** Start Records shown **
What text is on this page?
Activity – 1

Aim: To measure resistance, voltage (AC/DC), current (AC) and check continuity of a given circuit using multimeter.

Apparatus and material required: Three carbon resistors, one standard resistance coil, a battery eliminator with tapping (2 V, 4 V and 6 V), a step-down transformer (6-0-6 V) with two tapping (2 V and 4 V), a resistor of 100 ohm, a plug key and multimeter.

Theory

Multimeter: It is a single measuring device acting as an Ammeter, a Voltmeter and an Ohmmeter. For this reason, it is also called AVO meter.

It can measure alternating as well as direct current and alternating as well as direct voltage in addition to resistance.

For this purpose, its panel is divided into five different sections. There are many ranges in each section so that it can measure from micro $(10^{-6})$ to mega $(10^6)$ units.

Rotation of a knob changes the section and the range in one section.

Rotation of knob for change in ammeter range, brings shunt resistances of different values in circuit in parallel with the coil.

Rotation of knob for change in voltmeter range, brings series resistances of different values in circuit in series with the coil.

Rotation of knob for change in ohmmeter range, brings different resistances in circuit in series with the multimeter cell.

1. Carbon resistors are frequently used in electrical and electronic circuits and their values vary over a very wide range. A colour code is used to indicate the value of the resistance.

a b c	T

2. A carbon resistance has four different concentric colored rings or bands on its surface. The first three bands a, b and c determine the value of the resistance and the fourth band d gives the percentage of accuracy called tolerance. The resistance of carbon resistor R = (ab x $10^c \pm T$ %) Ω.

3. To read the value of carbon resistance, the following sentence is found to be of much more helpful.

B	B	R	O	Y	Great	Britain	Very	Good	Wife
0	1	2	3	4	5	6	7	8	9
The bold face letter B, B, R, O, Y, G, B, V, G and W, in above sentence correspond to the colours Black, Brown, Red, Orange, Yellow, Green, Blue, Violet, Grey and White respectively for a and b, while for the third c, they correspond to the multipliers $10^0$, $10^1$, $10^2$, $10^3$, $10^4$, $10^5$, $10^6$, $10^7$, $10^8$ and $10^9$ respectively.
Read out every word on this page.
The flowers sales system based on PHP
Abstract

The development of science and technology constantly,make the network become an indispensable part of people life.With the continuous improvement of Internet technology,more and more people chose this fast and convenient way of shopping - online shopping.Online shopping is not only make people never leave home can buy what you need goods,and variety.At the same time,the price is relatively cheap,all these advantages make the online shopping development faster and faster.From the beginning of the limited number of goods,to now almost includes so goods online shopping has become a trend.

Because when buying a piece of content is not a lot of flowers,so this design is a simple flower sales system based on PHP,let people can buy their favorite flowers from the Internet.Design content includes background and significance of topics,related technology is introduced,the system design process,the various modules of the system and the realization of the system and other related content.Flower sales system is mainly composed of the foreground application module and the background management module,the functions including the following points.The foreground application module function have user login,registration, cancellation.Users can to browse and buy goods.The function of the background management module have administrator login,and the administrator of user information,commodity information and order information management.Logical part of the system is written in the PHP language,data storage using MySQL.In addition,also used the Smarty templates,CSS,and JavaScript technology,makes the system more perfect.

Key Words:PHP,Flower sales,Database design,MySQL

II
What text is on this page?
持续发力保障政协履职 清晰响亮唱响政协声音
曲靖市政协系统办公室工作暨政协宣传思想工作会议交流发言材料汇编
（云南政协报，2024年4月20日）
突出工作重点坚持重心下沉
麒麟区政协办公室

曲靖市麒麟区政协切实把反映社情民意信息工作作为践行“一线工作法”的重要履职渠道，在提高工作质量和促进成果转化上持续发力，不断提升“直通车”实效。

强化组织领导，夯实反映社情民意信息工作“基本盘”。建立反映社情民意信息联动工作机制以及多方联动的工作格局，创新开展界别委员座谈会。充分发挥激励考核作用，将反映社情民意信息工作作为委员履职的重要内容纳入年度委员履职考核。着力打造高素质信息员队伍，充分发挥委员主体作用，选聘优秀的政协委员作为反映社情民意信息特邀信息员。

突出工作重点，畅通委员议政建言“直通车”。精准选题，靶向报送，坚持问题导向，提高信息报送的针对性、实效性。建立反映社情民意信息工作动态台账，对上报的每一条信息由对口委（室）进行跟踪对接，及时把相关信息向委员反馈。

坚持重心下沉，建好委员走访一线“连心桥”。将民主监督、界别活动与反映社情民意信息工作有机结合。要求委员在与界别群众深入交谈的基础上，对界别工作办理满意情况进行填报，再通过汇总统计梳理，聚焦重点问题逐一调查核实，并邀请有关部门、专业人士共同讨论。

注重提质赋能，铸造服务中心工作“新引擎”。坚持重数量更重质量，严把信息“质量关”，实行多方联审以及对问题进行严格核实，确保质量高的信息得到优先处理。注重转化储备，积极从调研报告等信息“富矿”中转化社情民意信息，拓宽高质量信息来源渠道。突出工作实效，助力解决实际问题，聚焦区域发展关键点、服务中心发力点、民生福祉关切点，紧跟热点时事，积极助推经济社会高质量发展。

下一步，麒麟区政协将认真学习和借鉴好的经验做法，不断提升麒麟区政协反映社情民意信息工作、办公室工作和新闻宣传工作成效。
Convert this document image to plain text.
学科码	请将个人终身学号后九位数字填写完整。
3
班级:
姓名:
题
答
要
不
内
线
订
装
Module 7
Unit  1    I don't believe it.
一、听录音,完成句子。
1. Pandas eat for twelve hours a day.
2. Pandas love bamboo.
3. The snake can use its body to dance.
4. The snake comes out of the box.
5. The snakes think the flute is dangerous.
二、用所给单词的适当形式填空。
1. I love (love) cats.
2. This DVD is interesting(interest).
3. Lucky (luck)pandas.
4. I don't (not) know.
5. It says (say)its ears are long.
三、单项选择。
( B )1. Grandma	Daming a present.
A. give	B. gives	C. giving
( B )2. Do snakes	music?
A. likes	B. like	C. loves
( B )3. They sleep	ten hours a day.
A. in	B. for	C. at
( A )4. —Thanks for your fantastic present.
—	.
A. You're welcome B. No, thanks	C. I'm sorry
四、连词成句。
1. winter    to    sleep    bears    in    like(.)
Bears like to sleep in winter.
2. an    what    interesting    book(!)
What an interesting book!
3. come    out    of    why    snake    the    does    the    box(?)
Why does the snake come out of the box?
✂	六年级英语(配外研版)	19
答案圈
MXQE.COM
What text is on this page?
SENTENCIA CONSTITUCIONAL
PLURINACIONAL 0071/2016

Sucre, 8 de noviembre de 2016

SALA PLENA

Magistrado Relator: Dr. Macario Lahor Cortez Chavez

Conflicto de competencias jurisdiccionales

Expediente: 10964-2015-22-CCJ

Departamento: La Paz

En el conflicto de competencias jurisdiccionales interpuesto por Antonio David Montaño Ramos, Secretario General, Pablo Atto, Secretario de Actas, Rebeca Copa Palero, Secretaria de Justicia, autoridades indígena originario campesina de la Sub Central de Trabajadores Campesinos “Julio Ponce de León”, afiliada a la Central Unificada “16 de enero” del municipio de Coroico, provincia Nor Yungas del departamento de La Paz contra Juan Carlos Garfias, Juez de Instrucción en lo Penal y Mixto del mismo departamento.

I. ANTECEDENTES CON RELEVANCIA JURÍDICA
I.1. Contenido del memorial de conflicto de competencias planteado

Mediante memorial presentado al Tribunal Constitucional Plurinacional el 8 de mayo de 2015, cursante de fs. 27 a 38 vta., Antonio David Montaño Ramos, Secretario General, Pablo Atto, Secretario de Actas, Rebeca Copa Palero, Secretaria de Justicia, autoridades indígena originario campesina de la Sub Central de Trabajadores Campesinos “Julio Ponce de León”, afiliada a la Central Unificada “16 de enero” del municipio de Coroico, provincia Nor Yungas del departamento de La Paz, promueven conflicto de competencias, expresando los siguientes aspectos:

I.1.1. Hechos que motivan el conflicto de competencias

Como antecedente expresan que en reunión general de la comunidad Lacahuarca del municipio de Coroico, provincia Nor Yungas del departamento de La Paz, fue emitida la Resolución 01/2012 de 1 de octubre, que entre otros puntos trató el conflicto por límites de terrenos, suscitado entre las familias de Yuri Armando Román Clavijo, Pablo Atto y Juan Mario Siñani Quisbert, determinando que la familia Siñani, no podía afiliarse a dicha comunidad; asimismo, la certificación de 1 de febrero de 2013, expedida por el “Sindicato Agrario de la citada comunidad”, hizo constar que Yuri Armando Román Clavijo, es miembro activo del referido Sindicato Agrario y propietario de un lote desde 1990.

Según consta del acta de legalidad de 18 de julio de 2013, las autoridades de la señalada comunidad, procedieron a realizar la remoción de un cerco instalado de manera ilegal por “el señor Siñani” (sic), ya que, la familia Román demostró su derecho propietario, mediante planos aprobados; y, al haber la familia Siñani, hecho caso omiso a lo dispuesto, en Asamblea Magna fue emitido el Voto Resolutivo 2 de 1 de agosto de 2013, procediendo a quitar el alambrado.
** End Records shown **
## What you are asked to do
Copy out each line of the records that holds the string "provincia".

## Written response
En el conflicto de competencias jurisdiccionales interpuesto por Antonio David Montaño Ramos, Secretario General, Pablo Atto, Secretario de Actas, Rebeca Copa Palero, Secretaria de Justicia, autoridades indígena originario campesina de la Sub Central de Trabajadores Campesinos “Julio Ponce de León”, afiliada a la Central Unificada “16 de enero” del municipio de Coroico, provincia Nor Yungas del departamento de La Paz contra Juan Carlos Garfias, Juez de Instrucción en lo Penal y Mixto del mismo departamento.
Mediante memorial presentado al Tribunal Constitucional Plurinacional el 8 de mayo de 2015, cursante de fs. 27 a 38 vta., Antonio David Montaño Ramos, Secretario General, Pablo Atto, Secretario de Actas, Rebeca Copa Palero, Secretaria de Justicia, autoridades indígena originario campesina de la Sub Central de Trabajadores Campesinos “Julio Ponce de León”, afiliada a la Central Unificada “16 de enero” del municipio de Coroico, provincia Nor Yungas del departamento de La Paz, promueven conflicto de competencias, expresando los siguientes aspectos:
Como antecedente expresan que en reunión general de la comunidad Lacahuarca del municipio de Coroico, provincia Nor Yungas del departamento de La Paz, fue emitida la Resolución 01/2012 de 1 de octubre, que entre otros puntos trató el conflicto por límites de terrenos, suscitado entre las familias de Yuri Armando Román Clavijo, Pablo Atto y Juan Mario Siñani Quisbert, determinando que la familia Siñani, no podía afiliarse a dicha comunidad; asimismo, la certificación de 1 de febrero de 2013, expedida por el “Sindicato Agrario de la citada comunidad”, hizo constar que Yuri Armando Román Clavijo, es miembro activo del referido Sindicato Agrario y propietario de un lote desde 1990.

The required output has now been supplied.